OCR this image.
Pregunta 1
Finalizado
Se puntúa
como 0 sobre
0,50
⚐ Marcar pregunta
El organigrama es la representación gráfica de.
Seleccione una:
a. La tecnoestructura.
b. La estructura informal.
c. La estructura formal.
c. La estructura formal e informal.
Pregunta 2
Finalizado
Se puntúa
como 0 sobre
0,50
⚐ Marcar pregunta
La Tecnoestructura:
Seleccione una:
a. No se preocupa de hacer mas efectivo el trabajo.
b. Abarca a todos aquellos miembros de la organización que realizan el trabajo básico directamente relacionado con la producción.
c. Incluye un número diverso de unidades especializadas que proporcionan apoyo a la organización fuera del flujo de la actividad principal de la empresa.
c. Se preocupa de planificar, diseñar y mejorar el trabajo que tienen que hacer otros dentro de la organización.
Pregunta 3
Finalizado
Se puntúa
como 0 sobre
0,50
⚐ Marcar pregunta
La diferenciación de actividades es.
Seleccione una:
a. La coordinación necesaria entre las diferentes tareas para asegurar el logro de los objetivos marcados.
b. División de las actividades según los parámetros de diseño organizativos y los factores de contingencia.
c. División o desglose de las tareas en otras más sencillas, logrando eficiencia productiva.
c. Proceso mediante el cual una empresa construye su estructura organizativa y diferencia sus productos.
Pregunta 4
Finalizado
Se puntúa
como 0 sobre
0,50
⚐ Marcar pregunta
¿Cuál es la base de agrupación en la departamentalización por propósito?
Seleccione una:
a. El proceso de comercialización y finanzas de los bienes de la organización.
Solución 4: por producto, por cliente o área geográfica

■ PROBLEM REQUIREMENTS ■
Go over the data above and copy every line that has the word "trabajo" in it.

■ TASK SOLUTION ■
a. No se preocupa de hacer mas efectivo el trabajo.
b. Abarca a todos aquellos miembros de la organización que realizan el trabajo básico directamente relacionado con la producción.
c. Se preocupa de planificar, diseñar y mejorar el trabajo que tienen que hacer otros dentro de la organización.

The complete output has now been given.